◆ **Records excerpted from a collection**
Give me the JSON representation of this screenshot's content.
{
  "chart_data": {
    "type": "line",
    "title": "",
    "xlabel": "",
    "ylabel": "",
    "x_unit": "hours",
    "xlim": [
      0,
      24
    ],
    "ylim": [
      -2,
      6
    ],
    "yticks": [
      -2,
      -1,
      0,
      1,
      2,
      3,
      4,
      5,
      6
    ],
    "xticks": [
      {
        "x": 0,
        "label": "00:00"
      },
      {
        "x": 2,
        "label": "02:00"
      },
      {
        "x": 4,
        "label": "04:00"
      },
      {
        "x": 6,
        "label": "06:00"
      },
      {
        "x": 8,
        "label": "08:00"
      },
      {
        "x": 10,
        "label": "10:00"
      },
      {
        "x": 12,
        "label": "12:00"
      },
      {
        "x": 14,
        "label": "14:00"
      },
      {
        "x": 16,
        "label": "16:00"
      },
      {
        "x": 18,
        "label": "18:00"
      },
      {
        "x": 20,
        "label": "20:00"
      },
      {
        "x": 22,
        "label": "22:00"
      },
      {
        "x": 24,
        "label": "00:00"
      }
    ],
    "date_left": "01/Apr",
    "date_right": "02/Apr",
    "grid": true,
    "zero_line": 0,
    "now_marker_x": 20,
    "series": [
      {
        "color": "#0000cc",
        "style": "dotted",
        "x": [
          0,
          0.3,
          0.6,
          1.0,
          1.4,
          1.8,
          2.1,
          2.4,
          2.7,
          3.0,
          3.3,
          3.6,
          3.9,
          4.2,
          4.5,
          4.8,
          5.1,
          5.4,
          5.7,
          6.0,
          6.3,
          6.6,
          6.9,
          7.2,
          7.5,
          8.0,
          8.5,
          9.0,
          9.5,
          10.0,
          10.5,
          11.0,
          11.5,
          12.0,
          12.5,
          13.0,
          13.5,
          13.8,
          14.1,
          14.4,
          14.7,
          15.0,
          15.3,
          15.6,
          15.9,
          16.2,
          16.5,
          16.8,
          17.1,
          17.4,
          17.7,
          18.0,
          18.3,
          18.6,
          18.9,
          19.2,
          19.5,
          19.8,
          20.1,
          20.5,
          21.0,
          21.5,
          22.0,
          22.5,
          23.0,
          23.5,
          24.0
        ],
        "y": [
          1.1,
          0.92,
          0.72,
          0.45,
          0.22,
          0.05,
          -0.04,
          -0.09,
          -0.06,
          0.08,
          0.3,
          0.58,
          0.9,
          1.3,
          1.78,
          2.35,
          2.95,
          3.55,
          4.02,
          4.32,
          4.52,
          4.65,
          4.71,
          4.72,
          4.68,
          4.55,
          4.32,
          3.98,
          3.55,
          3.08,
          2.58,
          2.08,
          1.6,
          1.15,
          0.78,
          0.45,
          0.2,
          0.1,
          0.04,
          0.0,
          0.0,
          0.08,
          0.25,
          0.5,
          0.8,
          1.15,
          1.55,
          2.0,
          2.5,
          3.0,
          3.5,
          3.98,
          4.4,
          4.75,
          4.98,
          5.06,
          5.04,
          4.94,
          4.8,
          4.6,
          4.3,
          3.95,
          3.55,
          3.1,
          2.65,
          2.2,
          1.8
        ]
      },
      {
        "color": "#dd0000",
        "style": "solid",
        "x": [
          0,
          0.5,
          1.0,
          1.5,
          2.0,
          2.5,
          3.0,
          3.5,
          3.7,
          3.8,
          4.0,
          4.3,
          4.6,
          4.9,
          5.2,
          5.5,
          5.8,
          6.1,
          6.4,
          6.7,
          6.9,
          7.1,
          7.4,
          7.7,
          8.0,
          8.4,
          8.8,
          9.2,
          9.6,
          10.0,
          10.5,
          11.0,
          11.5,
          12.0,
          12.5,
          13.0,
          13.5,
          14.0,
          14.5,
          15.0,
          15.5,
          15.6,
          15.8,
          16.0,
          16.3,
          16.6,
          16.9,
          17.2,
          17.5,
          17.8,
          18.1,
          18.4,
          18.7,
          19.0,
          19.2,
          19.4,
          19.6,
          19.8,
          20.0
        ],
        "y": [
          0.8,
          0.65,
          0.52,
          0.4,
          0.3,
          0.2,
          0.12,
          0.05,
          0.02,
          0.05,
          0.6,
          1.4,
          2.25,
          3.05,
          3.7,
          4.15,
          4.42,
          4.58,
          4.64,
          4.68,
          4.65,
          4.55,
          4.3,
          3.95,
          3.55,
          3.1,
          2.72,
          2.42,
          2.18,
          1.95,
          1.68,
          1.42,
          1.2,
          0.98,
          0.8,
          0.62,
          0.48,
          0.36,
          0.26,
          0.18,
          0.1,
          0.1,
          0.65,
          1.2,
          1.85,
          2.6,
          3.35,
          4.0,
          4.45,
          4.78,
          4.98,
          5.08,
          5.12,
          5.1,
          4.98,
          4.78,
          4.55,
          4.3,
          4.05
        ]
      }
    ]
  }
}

◆ **Instruction**
Each line of the material must be restated exactly.

◆ **Response to the task**
Give me the JSON representation of this screenshot's content.
{
  "chart_data": {
    "type": "line",
    "title": "",
    "xlabel": "",
    "ylabel": "",
    "x_unit": "hours",
    "xlim": [
      0,
      24
    ],
    "ylim": [
      -2,
      6
    ],
    "yticks": [
      -2,
      -1,
      0,
      1,
      2,
      3,
      4,
      5,
      6
    ],
    "xticks": [
      {
        "x": 0,
        "label": "00:00"
      },
      {
        "x": 2,
        "label": "02:00"
      },
      {
        "x": 4,
        "label": "04:00"
      },
      {
        "x": 6,
        "label": "06:00"
      },
      {
        "x": 8,
        "label": "08:00"
      },
      {
        "x": 10,
        "label": "10:00"
      },
      {
        "x": 12,
        "label": "12:00"
      },
      {
        "x": 14,
        "label": "14:00"
      },
      {
        "x": 16,
        "label": "16:00"
      },
      {
        "x": 18,
        "label": "18:00"
      },
      {
        "x": 20,
        "label": "20:00"
      },
      {
        "x": 22,
        "label": "22:00"
      },
      {
        "x": 24,
        "label": "00:00"
      }
    ],
    "date_left": "01/Apr",
    "date_right": "02/Apr",
    "grid": true,
    "zero_line": 0,
    "now_marker_x": 20,
    "series": [
      {
        "color": "#0000cc",
        "style": "dotted",
        "x": [
          0,
          0.3,
          0.6,
          1.0,
          1.4,
          1.8,
          2.1,
          2.4,
          2.7,
          3.0,
          3.3,
          3.6,
          3.9,
          4.2,
          4.5,
          4.8,
          5.1,
          5.4,
          5.7,
          6.0,
          6.3,
          6.6,
          6.9,
          7.2,
          7.5,
          8.0,
          8.5,
          9.0,
          9.5,
          10.0,
          10.5,
          11.0,
          11.5,
          12.0,
          12.5,
          13.0,
          13.5,
          13.8,
          14.1,
          14.4,
          14.7,
          15.0,
          15.3,
          15.6,
          15.9,
          16.2,
          16.5,
          16.8,
          17.1,
          17.4,
          17.7,
          18.0,
          18.3,
          18.6,
          18.9,
          19.2,
          19.5,
          19.8,
          20.1,
          20.5,
          21.0,
          21.5,
          22.0,
          22.5,
          23.0,
          23.5,
          24.0
        ],
        "y": [
          1.1,
          0.92,
          0.72,
          0.45,
          0.22,
          0.05,
          -0.04,
          -0.09,
          -0.06,
          0.08,
          0.3,
          0.58,
          0.9,
          1.3,
          1.78,
          2.35,
          2.95,
          3.55,
          4.02,
          4.32,
          4.52,
          4.65,
          4.71,
          4.72,
          4.68,
          4.55,
          4.32,
          3.98,
          3.55,
          3.08,
          2.58,
          2.08,
          1.6,
          1.15,
          0.78,
          0.45,
          0.2,
          0.1,
          0.04,
          0.0,
          0.0,
          0.08,
          0.25,
          0.5,
          0.8,
          1.15,
          1.55,
          2.0,
          2.5,
          3.0,
          3.5,
          3.98,
          4.4,
          4.75,
          4.98,
          5.06,
          5.04,
          4.94,
          4.8,
          4.6,
          4.3,
          3.95,
          3.55,
          3.1,
          2.65,
          2.2,
          1.8
        ]
      },
      {
        "color": "#dd0000",
        "style": "solid",
        "x": [
          0,
          0.5,
          1.0,
          1.5,
          2.0,
          2.5,
          3.0,
          3.5,
          3.7,
          3.8,
          4.0,
          4.3,
          4.6,
          4.9,
          5.2,
          5.5,
          5.8,
          6.1,
          6.4,
          6.7,
          6.9,
          7.1,
          7.4,
          7.7,
          8.0,
          8.4,
          8.8,
          9.2,
          9.6,
          10.0,
          10.5,
          11.0,
          11.5,
          12.0,
          12.5,
          13.0,
          13.5,
          14.0,
          14.5,
          15.0,
          15.5,
          15.6,
          15.8,
          16.0,
          16.3,
          16.6,
          16.9,
          17.2,
          17.5,
          17.8,
          18.1,
          18.4,
          18.7,
          19.0,
          19.2,
          19.4,
          19.6,
          19.8,
          20.0
        ],
        "y": [
          0.8,
          0.65,
          0.52,
          0.4,
          0.3,
          0.2,
          0.12,
          0.05,
          0.02,
          0.05,
          0.6,
          1.4,
          2.25,
          3.05,
          3.7,
          4.15,
          4.42,
          4.58,
          4.64,
          4.68,
          4.65,
          4.55,
          4.3,
          3.95,
          3.55,
          3.1,
          2.72,
          2.42,
          2.18,
          1.95,
          1.68,
          1.42,
          1.2,
          0.98,
          0.8,
          0.62,
          0.48,
          0.36,
          0.26,
          0.18,
          0.1,
          0.1,
          0.65,
          1.2,
          1.85,
          2.6,
          3.35,
          4.0,
          4.45,
          4.78,
          4.98,
          5.08,
          5.12,
          5.1,
          4.98,
          4.78,
          4.55,
          4.3,
          4.05
        ]
      }
    ]
  }
}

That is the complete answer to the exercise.